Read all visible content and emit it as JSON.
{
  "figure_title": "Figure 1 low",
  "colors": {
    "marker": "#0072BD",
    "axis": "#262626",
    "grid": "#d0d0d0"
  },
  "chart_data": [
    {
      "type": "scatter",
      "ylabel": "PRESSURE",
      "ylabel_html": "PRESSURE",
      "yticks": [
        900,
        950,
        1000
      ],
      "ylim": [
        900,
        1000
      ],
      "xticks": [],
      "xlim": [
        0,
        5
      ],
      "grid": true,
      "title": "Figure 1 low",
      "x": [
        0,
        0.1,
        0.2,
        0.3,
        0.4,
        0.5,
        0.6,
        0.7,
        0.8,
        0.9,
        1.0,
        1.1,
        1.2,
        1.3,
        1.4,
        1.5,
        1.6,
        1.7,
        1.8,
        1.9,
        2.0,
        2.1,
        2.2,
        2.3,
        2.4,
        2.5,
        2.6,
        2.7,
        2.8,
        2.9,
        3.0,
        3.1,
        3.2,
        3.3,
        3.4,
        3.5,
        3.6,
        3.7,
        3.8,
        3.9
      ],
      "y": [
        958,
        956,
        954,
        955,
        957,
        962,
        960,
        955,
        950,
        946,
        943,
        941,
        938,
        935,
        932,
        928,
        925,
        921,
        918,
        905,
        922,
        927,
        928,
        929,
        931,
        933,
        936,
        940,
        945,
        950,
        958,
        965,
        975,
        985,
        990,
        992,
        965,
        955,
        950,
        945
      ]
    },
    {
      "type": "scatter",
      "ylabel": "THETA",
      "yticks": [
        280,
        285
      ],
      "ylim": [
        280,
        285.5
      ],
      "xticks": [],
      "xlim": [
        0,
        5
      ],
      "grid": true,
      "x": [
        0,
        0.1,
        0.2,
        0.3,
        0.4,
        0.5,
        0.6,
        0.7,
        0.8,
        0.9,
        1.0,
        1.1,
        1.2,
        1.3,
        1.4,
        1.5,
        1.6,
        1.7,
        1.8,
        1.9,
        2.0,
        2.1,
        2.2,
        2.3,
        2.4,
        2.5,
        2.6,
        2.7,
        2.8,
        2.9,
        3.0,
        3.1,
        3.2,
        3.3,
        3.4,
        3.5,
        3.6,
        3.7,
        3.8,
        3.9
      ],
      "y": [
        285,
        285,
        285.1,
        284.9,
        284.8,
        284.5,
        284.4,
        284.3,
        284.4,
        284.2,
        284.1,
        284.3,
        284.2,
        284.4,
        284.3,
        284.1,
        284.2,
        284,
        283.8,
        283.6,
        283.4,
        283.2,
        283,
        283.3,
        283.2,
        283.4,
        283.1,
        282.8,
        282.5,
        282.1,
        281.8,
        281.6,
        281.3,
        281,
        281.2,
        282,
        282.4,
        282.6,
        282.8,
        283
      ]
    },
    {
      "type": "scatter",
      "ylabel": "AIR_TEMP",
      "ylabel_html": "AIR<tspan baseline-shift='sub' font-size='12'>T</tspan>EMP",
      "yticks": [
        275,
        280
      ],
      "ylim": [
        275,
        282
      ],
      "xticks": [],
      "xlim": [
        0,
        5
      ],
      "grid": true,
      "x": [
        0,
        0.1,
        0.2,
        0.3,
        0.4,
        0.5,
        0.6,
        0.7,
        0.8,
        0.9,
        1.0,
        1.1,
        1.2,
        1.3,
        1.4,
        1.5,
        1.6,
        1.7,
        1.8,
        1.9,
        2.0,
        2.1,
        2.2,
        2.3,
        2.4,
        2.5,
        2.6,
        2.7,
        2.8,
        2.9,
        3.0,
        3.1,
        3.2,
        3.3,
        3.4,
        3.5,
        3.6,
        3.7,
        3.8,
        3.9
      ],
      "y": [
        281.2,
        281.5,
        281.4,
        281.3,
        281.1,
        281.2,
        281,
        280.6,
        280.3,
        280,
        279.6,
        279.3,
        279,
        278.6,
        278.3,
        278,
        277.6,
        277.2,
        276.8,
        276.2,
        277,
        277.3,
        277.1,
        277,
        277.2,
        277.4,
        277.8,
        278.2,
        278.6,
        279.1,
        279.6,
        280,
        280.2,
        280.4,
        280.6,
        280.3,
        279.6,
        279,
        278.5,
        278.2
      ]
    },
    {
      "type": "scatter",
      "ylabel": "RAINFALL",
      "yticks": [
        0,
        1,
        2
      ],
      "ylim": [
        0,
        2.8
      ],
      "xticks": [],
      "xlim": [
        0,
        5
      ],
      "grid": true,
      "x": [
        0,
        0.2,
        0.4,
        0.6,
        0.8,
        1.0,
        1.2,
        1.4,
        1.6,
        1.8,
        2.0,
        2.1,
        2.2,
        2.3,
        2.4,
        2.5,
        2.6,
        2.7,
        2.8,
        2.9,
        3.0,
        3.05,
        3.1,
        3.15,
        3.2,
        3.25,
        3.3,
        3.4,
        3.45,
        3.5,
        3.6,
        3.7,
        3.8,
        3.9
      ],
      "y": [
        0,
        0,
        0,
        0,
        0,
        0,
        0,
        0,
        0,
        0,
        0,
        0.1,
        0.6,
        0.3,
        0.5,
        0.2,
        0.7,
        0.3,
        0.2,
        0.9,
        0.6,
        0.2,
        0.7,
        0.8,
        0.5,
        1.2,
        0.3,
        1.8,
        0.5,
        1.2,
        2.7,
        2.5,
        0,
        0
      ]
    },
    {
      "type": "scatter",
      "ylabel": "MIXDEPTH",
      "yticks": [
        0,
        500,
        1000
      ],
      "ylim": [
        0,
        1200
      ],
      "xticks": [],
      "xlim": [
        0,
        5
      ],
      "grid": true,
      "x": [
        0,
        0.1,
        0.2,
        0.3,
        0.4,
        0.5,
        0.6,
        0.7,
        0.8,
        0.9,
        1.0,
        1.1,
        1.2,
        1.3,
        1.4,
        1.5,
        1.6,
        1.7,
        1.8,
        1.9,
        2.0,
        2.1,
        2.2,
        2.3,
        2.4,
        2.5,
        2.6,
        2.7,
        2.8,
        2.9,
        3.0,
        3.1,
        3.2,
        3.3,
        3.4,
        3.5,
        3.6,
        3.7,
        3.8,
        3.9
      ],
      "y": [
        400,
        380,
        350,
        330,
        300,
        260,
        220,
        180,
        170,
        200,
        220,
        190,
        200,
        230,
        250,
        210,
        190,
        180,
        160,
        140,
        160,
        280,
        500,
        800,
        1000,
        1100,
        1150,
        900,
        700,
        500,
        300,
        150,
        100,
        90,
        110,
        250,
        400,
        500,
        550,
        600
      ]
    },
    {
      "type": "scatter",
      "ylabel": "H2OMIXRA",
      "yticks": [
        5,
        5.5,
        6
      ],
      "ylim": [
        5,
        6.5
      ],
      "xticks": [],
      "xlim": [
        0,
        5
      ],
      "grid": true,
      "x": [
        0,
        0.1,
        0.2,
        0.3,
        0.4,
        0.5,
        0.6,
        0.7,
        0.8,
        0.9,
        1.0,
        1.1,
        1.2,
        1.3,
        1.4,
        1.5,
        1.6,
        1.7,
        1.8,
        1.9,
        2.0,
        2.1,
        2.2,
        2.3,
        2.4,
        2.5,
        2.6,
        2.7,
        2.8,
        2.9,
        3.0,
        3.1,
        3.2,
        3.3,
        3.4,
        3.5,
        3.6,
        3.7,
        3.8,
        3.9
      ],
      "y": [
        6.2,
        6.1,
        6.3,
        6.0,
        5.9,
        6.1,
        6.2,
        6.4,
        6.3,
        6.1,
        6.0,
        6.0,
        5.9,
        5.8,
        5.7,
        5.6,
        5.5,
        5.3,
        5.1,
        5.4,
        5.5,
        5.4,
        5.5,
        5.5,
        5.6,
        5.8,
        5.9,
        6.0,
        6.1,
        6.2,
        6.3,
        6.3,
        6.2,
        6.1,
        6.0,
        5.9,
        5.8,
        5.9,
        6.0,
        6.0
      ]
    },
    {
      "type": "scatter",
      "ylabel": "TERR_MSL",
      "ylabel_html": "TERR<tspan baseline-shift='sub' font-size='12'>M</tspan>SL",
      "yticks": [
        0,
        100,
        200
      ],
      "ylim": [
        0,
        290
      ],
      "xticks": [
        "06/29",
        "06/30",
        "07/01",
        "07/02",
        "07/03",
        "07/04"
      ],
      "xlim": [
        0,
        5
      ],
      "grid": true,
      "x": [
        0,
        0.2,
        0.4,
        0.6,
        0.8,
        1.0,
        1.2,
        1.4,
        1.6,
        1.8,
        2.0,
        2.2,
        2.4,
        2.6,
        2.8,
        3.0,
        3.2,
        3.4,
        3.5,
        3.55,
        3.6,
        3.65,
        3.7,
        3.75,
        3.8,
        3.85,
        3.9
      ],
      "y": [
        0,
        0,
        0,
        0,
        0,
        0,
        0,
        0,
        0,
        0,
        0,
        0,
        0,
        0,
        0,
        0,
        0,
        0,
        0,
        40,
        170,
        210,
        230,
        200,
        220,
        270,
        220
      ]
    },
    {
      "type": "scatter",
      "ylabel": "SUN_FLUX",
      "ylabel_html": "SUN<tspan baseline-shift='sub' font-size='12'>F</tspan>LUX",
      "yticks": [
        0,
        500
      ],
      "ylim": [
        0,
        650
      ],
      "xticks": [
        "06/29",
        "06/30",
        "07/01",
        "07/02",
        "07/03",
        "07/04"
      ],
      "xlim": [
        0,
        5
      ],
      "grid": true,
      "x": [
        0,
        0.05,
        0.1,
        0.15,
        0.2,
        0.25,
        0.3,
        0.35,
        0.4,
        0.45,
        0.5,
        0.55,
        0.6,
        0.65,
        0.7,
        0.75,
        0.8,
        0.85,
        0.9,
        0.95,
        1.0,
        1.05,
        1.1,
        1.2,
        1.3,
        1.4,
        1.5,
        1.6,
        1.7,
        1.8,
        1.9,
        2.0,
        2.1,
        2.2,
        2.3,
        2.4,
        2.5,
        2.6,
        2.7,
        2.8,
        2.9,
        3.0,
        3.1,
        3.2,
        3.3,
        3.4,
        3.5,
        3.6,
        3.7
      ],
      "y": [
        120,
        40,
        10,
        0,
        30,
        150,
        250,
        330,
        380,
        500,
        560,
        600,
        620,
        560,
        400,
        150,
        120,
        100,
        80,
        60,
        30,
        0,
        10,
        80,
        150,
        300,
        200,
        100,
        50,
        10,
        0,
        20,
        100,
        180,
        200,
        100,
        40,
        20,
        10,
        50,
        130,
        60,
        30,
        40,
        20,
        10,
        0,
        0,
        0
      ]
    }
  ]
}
------
■ WHAT THE TASK REQUIRES
In the entries above, identify every line with the string "tspan".

■ ANSWER IN FULL
      "ylabel_html": "AIR<tspan baseline-shift='sub' font-size='12'>T</tspan>EMP",
      "ylabel_html": "TERR<tspan baseline-shift='sub' font-size='12'>M</tspan>SL",
      "ylabel_html": "SUN<tspan baseline-shift='sub' font-size='12'>F</tspan>LUX",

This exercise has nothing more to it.